> _ELENCO DELLE CONSEGNE_
1. Nell'articolo su Gaber, quale associazione ha curato la serata "E pensare che c'era Gaber"?
2. Aggiorna un passo dell'articolo su Gaber, cominciando dalle parole "I due giovani" e fermandoti dopo "tutti i tempi.". Al posto di "giovani artisti" metti "giovani interpreti".

GABER un talento senza tempo…

Per ricordare l’artista, a 11 anni esatti dalla sua scomparsa, l’Assessorato alla Cultura del Comune di San Giuliano Milanese, guidato da Maria Morena Lucà, venerdì 31 gennaio scorso ha organizzato una serata con musica, canzoni e scritti col titolo

“E pensare che c’era Gaber”. A cura dell’associazione OssigenO Teatro.

L’evento è stato il secondo appuntamento della rassegna “Parole…di Nebbia”, dedicata ai più importanti personaggi della cultura italiana.

La Sala Previato era gremita, con anche pubblico in piedi, a testimoniare l’affetto di tanti milanesi e non, che ricordano ancora con nostalgia lo straordinario uomo di spettacolo, tra i primi a portare sulla scena teatro, parole e musica contemporaneamente.

Con la capacità di far “vivere davvero” i suoi personaggi intanto che li raccontava ai suoi spettatori.

I due giovani artisti, Alessandro Pazzi che recita, e Filippo Bergamo che canta e suona, sono la dimostrazione che Gaber è stato un artista per tutti i tempi.

Ho chiesto ad Alessandro, cosa li ha spinti a recitare proprio Gaber, di un altro tempo rispetto a loro:

 

“Il motivo che ci ha spinto a mettere in scena Gaber è che lui è stato un artista talmente generoso con il pubblico da farlo diventare un Classico!

 

Mi spiego meglio: Gaber ha scritto e cantato un pezzo della nostra storia che non ha tempo, come tutti i grandi, per esempio Pasolini, è stato anche un profeta, perché l’Italia che lui ha descritto e cantato anni fa è esattamente quella che anche noi stiamo vivendo.

Il mondo che abita i suoi testi è spaventoso, terribile, ironico, caustico, ma assolutamente e spaventosamente umano.

Gaber è diventato oramai un classico, nel senso che oggi possiamo fare Gaber senza Gaber, mettendo come condizione quella di non imitare lui, ma di trovare dentro i suoi testi, quel ritmo, quel tono, quel significato che lui ha messo.

Trattandolo come si tratterebbe Goldoni o Pirandello. Lui parlava dei mostri che abbiamo dentro, delle miserie, delle grandezze umane e lo faceva a tutti e per tutti. Il suo teatro era popolare non nel senso ovviamente di facile, o banale; era un teatro che arrivava al cuore di tutti. Io e Filippo abbiamo cercato quindi di farlo diventare un autore, e di trasmettere al pubblico il messaggio di quell’autore”.

(Annotazioni degli elementi della pagina)
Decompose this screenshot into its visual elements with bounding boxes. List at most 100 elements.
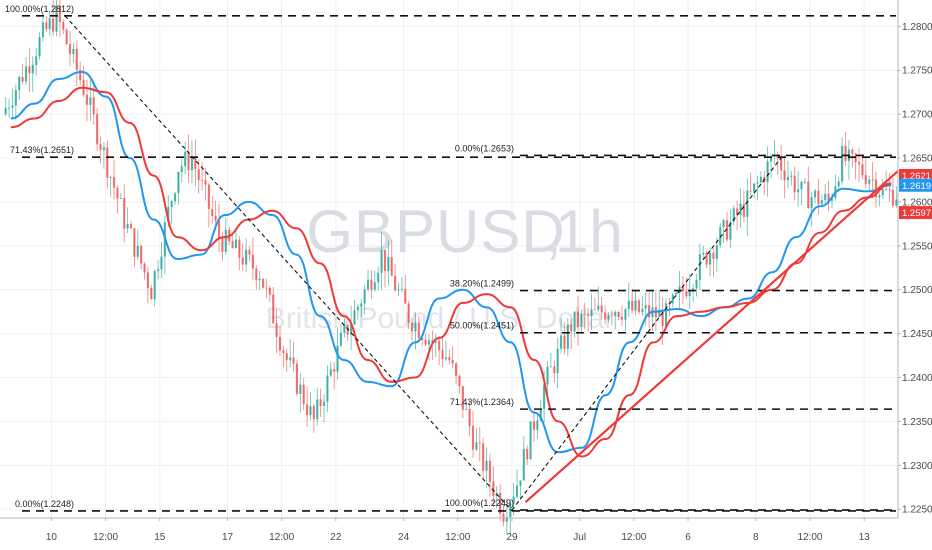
candle-body [21,77,24,82]
candle-body [24,66,28,82]
y-tick-label: 1.2600 [902,197,932,208]
candle-body [431,340,434,343]
candle-body [38,37,41,57]
watermark: GBPUSD , 1h British Pound / U.S. Dollar [266,198,623,335]
candle-body [18,77,21,91]
fib-level-label: 100.00%(1.2249) [445,498,514,508]
candle-body [532,421,536,430]
candle-body [251,254,254,269]
y-tick-label: 1.2800 [902,22,932,33]
candle-body [173,193,177,202]
candle-body [41,22,45,38]
candle-body [150,288,153,300]
candle-body [617,312,620,317]
candle-body [329,369,332,376]
candle-body [610,315,613,317]
trendline-line[interactable] [524,164,906,504]
watermark-comma: , [545,198,563,265]
candle-body [48,18,51,30]
candle-body [302,384,305,405]
candle-body [895,199,898,206]
candle-body [177,171,180,194]
trendline[interactable] [524,164,906,504]
candle-body [160,256,163,270]
price-badge [899,178,932,192]
fib-diagonal-left [64,15,513,512]
y-tick-label: 1.2550 [902,241,932,252]
candle-body [600,305,603,313]
candle-body [4,107,7,115]
candle-body [275,323,278,337]
candle-body [471,425,475,450]
candle-body [282,350,285,354]
watermark-symbol: GBPUSD [306,198,565,265]
candle-body [400,288,403,290]
candle-body [888,189,891,191]
candle-body [7,107,11,109]
candle-body [675,292,678,295]
x-tick-label: 8 [753,532,759,543]
candle-body [234,239,238,249]
candle-body [31,64,34,74]
candle-body [248,249,251,255]
x-tick-label: 13 [859,532,871,543]
x-tick-label: 10 [46,532,58,543]
candle-body [634,300,637,311]
candle-body [441,349,444,360]
candle-body [112,177,116,188]
candle-body [891,189,895,206]
candle-body [140,245,143,264]
candle-body [322,401,326,406]
candle-body [241,257,244,265]
candle-body [827,193,830,201]
candle-body [211,208,214,216]
x-tick-label: 12:00 [269,532,294,543]
candle-body [678,286,681,293]
candle-body [746,190,749,217]
candle-body [156,269,160,272]
candle-body [783,170,786,181]
candle-body [404,288,407,304]
candle-body [671,294,674,304]
candle-body [736,208,739,215]
candle-body [864,175,867,184]
candle-body [756,182,759,184]
candle-body [126,224,129,229]
candle-body [102,147,105,151]
candle-body [99,144,102,151]
candle-body [89,97,92,105]
candle-body [468,408,471,426]
candle-body [664,303,668,327]
fibonacci-retracements[interactable]: 100.00%(1.2812) 71.43%(1.2651) 0.00%(1.224… [5,4,896,512]
candle-body [339,332,343,346]
candle-body [793,175,796,193]
candle-body [350,324,353,335]
candle-body [414,322,417,332]
candle-body [92,97,95,115]
y-tick-label: 1.2250 [902,505,932,516]
candle-body [776,155,779,159]
y-tick-label: 1.2450 [902,329,932,340]
candle-body [593,309,597,311]
candle-body [285,353,288,361]
candle-body [549,366,552,368]
candle-body [272,294,275,324]
candle-body [759,176,762,183]
candle-body [478,442,481,444]
candle-body [458,375,461,387]
candle-body [190,158,194,171]
x-tick-label: 29 [506,532,518,543]
candle-body [194,158,197,170]
candle-body [841,145,844,182]
candle-body [207,184,210,209]
candle-body [624,309,627,320]
candle-body [370,279,373,290]
candle-body [499,492,502,514]
candle-body [871,179,874,181]
candle-body [221,238,224,252]
candles [4,0,898,536]
candle-body [576,311,580,327]
candle-body [851,149,854,154]
candle-body [410,322,414,332]
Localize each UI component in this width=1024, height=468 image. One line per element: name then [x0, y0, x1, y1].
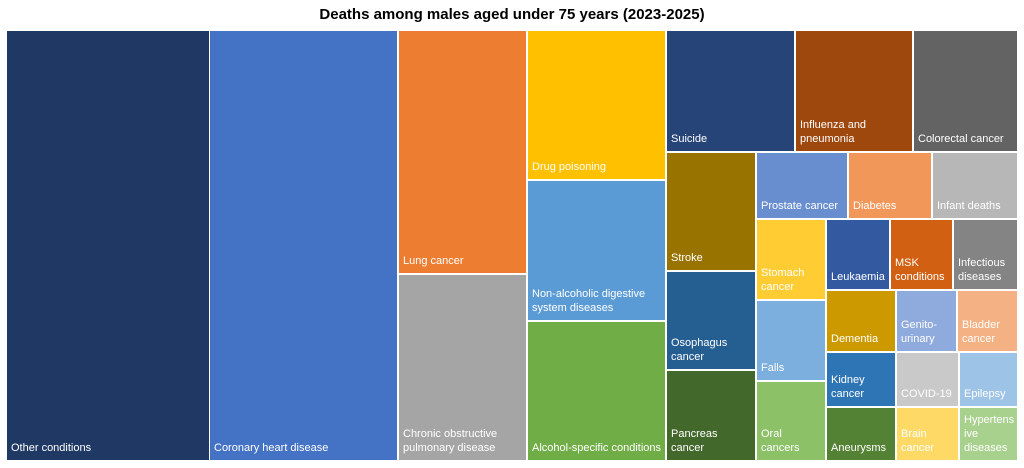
tile-label: Coronary heart disease — [214, 442, 329, 454]
tile-label: Genito- urinary — [901, 319, 938, 345]
treemap-tile: Alcohol-specific conditions — [527, 321, 666, 461]
treemap-tile: Prostate cancer — [756, 152, 848, 219]
tile-label: Suicide — [671, 133, 708, 145]
treemap-tile: Stomach cancer — [756, 219, 826, 300]
tile-label: Kidney cancer — [831, 374, 865, 400]
treemap-tile: Hypertens ive diseases — [959, 407, 1018, 461]
tile-label: Colorectal cancer — [918, 133, 1004, 145]
tile-label: Epilepsy — [964, 388, 1006, 400]
tile-label: Leukaemia — [831, 271, 885, 283]
treemap-tile: Lung cancer — [398, 30, 527, 274]
treemap-tile: Infectious diseases — [953, 219, 1018, 290]
tile-label: Osophagus cancer — [671, 337, 728, 363]
treemap-tile: Non-alcoholic digestive system diseases — [527, 180, 666, 321]
tile-label: Falls — [761, 362, 785, 374]
treemap-tile: Kidney cancer — [826, 352, 896, 407]
tile-label: Oral cancers — [761, 428, 800, 454]
treemap-tile: Bladder cancer — [957, 290, 1018, 352]
treemap-tile: Coronary heart disease — [209, 30, 398, 461]
chart-title: Deaths among males aged under 75 years (… — [319, 6, 705, 23]
treemap-plot-area: Other conditions Coronary heart disease Lu… — [6, 30, 1018, 461]
tile-label: Stroke — [671, 252, 703, 264]
treemap-tile: Genito- urinary — [896, 290, 957, 352]
treemap-tile: Colorectal cancer — [913, 30, 1018, 152]
treemap-tile: Epilepsy — [959, 352, 1018, 407]
treemap-tile: Drug poisoning — [527, 30, 666, 180]
tile-label: Diabetes — [853, 200, 897, 212]
tile-label: Non-alcoholic digestive system diseases — [532, 288, 646, 314]
treemap-tile: Oral cancers — [756, 381, 826, 461]
tile-label: Other conditions — [11, 442, 92, 454]
treemap-tile: COVID-19 — [896, 352, 959, 407]
tile-label: Prostate cancer — [761, 200, 839, 212]
tile-label: Alcohol-specific conditions — [532, 442, 662, 454]
tile-label: Infant deaths — [937, 200, 1001, 212]
tile-label: Stomach cancer — [761, 267, 805, 293]
tile-label: Brain cancer — [901, 428, 935, 454]
treemap-tile: Influenza and pneumonia — [795, 30, 913, 152]
treemap-tile: Falls — [756, 300, 826, 381]
treemap-tile: Aneurysms — [826, 407, 896, 461]
treemap-tile: Other conditions — [6, 30, 210, 461]
tile-label: Lung cancer — [403, 255, 464, 267]
treemap-tile: Brain cancer — [896, 407, 959, 461]
tile-label: Hypertens ive diseases — [964, 414, 1015, 454]
tile-label: MSK conditions — [895, 257, 945, 283]
treemap-tile: Dementia — [826, 290, 896, 352]
treemap-tile: Osophagus cancer — [666, 271, 756, 370]
treemap-tile: Infant deaths — [932, 152, 1018, 219]
tile-label: Drug poisoning — [532, 161, 606, 173]
treemap-tile: Leukaemia — [826, 219, 890, 290]
tile-label: COVID-19 — [901, 388, 952, 400]
tile-label: Dementia — [831, 333, 879, 345]
treemap-tile: Diabetes — [848, 152, 932, 219]
treemap-tile: Stroke — [666, 152, 756, 271]
tile-label: Pancreas cancer — [671, 428, 718, 454]
treemap-tile: Chronic obstructive pulmonary disease — [398, 274, 527, 461]
treemap-tile: MSK conditions — [890, 219, 953, 290]
tile-label: Chronic obstructive pulmonary disease — [403, 428, 498, 454]
tile-label: Infectious diseases — [958, 257, 1006, 283]
treemap-tile: Suicide — [666, 30, 795, 152]
treemap-tile: Pancreas cancer — [666, 370, 756, 461]
tile-label: Influenza and pneumonia — [800, 119, 867, 145]
tile-label: Bladder cancer — [962, 319, 1000, 345]
tile-label: Aneurysms — [831, 442, 887, 454]
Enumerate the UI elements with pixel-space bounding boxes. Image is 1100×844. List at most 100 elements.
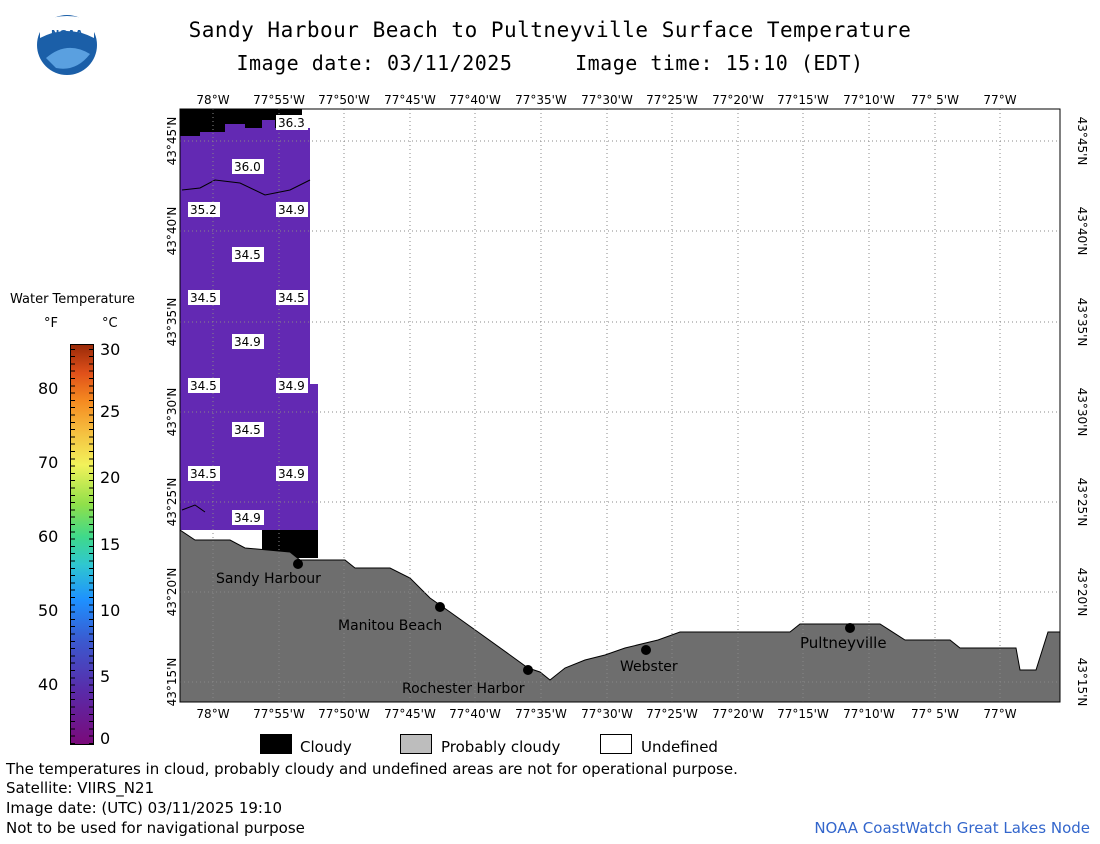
axis-label: 43°25'N xyxy=(165,478,179,527)
temp-label: 34.5 xyxy=(190,379,217,393)
f-tick: 70 xyxy=(38,453,59,472)
axis-label: 77°55'W xyxy=(253,707,305,721)
probably-cloudy-label: Probably cloudy xyxy=(441,738,561,756)
sandy-harbour-marker xyxy=(293,559,303,569)
lon-labels-top: 78°W 77°55'W 77°50'W 77°45'W 77°40'W 77°35'W 7… xyxy=(196,93,1016,107)
axis-label: 78°W xyxy=(196,93,229,107)
undefined-label: Undefined xyxy=(641,738,718,756)
undefined-swatch xyxy=(600,734,632,754)
axis-label: 77° 5'W xyxy=(911,707,959,721)
axis-label: 77° 5'W xyxy=(911,93,959,107)
c-tick: 10 xyxy=(100,601,121,620)
noaa-logo-icon: NOAA xyxy=(37,15,97,75)
c-tick: 20 xyxy=(100,468,121,487)
cloudy-label: Cloudy xyxy=(300,738,352,756)
cloud-area xyxy=(180,109,302,136)
temp-label: 34.9 xyxy=(234,511,261,525)
webster-marker xyxy=(641,645,651,655)
place-label: Webster xyxy=(620,659,678,675)
satellite-text: Satellite: VIIRS_N21 xyxy=(6,779,155,797)
logo-text: NOAA xyxy=(51,29,83,40)
temp-label: 34.5 xyxy=(190,291,217,305)
temp-label: 34.9 xyxy=(278,203,305,217)
axis-label: 77°50'W xyxy=(318,707,370,721)
temp-label: 34.9 xyxy=(278,467,305,481)
temperature-colorbar xyxy=(70,344,94,745)
temp-label: 34.9 xyxy=(234,335,261,349)
place-label: Sandy Harbour xyxy=(216,571,321,587)
axis-label: 43°35'N xyxy=(1075,298,1089,347)
c-tick: 15 xyxy=(100,535,121,554)
axis-label: 77°35'W xyxy=(515,707,567,721)
map-title: Sandy Harbour Beach to Pultneyville Surf… xyxy=(188,18,912,42)
manitou-beach-marker xyxy=(435,602,445,612)
axis-label: 78°W xyxy=(196,707,229,721)
temp-label: 34.5 xyxy=(234,423,261,437)
axis-label: 77°W xyxy=(983,707,1016,721)
axis-label: 77°10'W xyxy=(843,93,895,107)
map-border xyxy=(179,108,1061,703)
disclaimer-text: The temperatures in cloud, probably clou… xyxy=(6,760,738,778)
temp-label: 34.5 xyxy=(234,248,261,262)
unit-fahrenheit: °F xyxy=(44,316,58,331)
lat-labels-left: 43°45'N 43°40'N 43°35'N 43°30'N 43°25'N 43°20… xyxy=(165,117,179,707)
nav-warning-text: Not to be used for navigational purpose xyxy=(6,819,305,837)
utc-date-text: Image date: (UTC) 03/11/2025 19:10 xyxy=(6,799,283,817)
land-area xyxy=(180,529,1060,702)
place-label: Manitou Beach xyxy=(338,618,442,634)
f-tick: 40 xyxy=(38,675,59,694)
axis-label: 43°35'N xyxy=(165,298,179,347)
temperature-labels: 36.3 36.0 35.2 34.9 34.5 34.5 34.5 34.9 … xyxy=(188,115,308,525)
axis-label: 77°40'W xyxy=(449,93,501,107)
axis-label: 77°30'W xyxy=(581,707,633,721)
axis-label: 43°45'N xyxy=(1075,117,1089,166)
temp-label: 34.9 xyxy=(278,379,305,393)
axis-label: 77°25'W xyxy=(646,707,698,721)
temp-label: 34.5 xyxy=(278,291,305,305)
axis-label: 43°15'N xyxy=(165,658,179,707)
axis-label: 77°25'W xyxy=(646,93,698,107)
place-label: Pultneyville xyxy=(800,634,887,652)
axis-label: 43°30'N xyxy=(165,388,179,437)
axis-label: 77°35'W xyxy=(515,93,567,107)
axis-label: 43°30'N xyxy=(1075,388,1089,437)
axis-label: 77°15'W xyxy=(777,93,829,107)
axis-label: 77°40'W xyxy=(449,707,501,721)
axis-label: 77°15'W xyxy=(777,707,829,721)
image-time: Image time: 15:10 (EDT) xyxy=(575,51,864,75)
pultneyville-marker xyxy=(845,623,855,633)
grid-lines xyxy=(180,109,1060,702)
colorbar-title: Water Temperature xyxy=(10,292,135,307)
axis-label: 77°30'W xyxy=(581,93,633,107)
temp-label: 34.5 xyxy=(190,467,217,481)
image-datetime: Image date: 03/11/2025 Image time: 15:10… xyxy=(0,51,1100,75)
axis-label: 77°55'W xyxy=(253,93,305,107)
axis-label: 43°15'N xyxy=(1075,658,1089,707)
axis-label: 43°20'N xyxy=(165,568,179,617)
axis-label: 77°W xyxy=(983,93,1016,107)
image-date: Image date: 03/11/2025 xyxy=(236,51,513,75)
c-tick: 25 xyxy=(100,402,121,421)
probably-cloudy-swatch xyxy=(400,734,432,754)
temp-label: 36.3 xyxy=(278,116,305,130)
axis-label: 43°40'N xyxy=(1075,207,1089,256)
axis-label: 43°40'N xyxy=(165,207,179,256)
axis-label: 77°20'W xyxy=(712,707,764,721)
unit-celsius: °C xyxy=(102,316,118,331)
cloudy-swatch xyxy=(260,734,292,754)
axis-label: 43°25'N xyxy=(1075,478,1089,527)
lon-labels-bottom: 78°W 77°55'W 77°50'W 77°45'W 77°40'W 77°35'W 7… xyxy=(196,707,1016,721)
rochester-harbor-marker xyxy=(523,665,533,675)
temp-label: 35.2 xyxy=(190,203,217,217)
axis-label: 77°50'W xyxy=(318,93,370,107)
temp-label: 36.0 xyxy=(234,160,261,174)
c-tick: 30 xyxy=(100,340,121,359)
axis-label: 43°45'N xyxy=(165,117,179,166)
f-tick: 80 xyxy=(38,379,59,398)
f-tick: 60 xyxy=(38,527,59,546)
axis-label: 77°45'W xyxy=(384,707,436,721)
f-tick: 50 xyxy=(38,601,59,620)
axis-label: 43°20'N xyxy=(1075,568,1089,617)
credit-text: NOAA CoastWatch Great Lakes Node xyxy=(814,819,1090,837)
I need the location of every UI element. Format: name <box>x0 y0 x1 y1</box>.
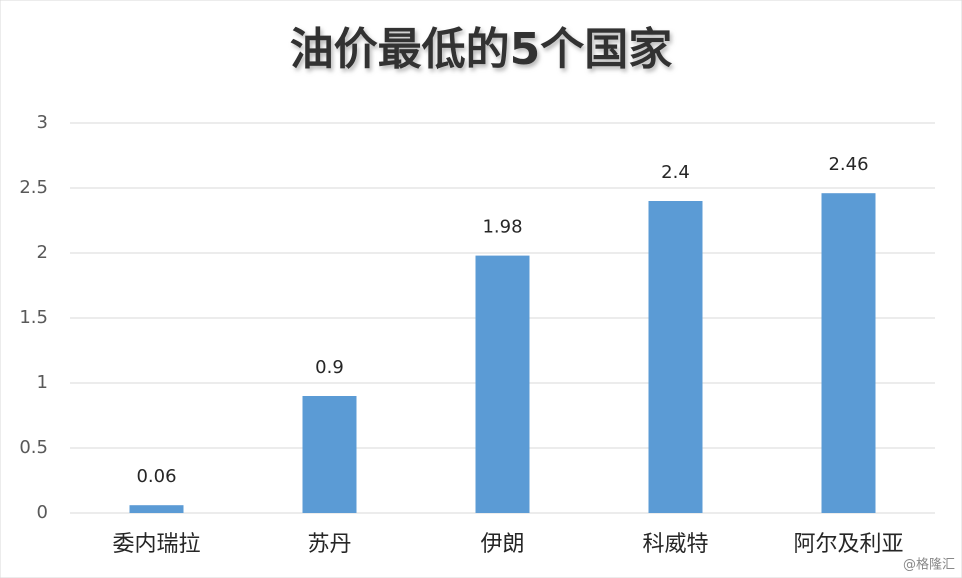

> _SOLUZIONI DELL'ESERCIZIO_
1. L'associazione OssigenO Teatro.

2.
I due giovani interpreti, Alessandro Pazzi che recita, e Filippo Bergamo che canta e suona, sono la dimostrazione che Gaber è stato un artista per tutti i tempi.